Figure collection entries:
-*-*-

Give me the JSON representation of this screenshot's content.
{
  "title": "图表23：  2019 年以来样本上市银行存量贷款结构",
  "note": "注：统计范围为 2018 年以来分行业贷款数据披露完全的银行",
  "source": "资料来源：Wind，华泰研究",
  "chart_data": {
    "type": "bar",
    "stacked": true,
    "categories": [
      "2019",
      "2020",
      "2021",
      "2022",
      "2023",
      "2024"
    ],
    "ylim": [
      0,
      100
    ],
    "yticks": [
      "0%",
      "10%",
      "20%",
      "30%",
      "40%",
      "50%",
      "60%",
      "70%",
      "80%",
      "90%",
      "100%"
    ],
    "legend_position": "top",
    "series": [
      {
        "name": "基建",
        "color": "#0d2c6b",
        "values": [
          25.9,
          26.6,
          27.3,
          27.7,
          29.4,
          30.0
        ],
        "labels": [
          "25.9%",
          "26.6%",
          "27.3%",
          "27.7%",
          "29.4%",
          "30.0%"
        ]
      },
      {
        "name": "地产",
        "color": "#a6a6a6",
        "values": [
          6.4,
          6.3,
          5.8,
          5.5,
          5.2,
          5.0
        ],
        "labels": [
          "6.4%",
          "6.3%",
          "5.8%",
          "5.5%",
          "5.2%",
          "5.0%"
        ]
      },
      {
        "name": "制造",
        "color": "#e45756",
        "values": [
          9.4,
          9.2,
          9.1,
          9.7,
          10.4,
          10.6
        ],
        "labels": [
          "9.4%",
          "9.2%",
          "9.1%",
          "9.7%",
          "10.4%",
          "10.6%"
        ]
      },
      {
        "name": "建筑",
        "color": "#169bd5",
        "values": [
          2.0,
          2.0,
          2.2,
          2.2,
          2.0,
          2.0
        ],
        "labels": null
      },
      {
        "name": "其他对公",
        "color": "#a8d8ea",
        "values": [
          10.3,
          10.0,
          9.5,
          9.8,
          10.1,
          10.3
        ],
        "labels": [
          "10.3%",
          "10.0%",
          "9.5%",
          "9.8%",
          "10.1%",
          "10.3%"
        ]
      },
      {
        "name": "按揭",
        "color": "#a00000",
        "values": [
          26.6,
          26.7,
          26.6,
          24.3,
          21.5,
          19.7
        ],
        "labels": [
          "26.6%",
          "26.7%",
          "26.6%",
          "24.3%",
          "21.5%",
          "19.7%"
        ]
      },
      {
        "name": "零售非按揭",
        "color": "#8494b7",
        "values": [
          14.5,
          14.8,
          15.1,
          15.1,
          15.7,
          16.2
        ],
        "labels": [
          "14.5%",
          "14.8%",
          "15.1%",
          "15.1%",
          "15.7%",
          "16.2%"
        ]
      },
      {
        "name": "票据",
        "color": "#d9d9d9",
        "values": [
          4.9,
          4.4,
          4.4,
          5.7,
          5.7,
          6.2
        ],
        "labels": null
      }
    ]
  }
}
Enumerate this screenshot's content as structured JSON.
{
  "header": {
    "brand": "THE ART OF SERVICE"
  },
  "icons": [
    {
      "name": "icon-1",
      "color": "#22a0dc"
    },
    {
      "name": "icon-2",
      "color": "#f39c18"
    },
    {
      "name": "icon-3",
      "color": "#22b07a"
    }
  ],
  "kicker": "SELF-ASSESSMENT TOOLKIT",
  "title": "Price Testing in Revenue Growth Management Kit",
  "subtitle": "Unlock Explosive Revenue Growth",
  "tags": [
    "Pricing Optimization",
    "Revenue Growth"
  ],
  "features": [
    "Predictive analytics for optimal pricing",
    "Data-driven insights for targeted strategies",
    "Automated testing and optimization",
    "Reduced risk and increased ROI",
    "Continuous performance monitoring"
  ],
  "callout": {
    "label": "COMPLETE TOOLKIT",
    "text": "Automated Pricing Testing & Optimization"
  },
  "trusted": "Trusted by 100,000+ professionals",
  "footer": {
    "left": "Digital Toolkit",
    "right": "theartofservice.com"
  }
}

-*-*-

Do this: State the count of lines that contain the string "JSON". Nothing else is needed.

Reply: 2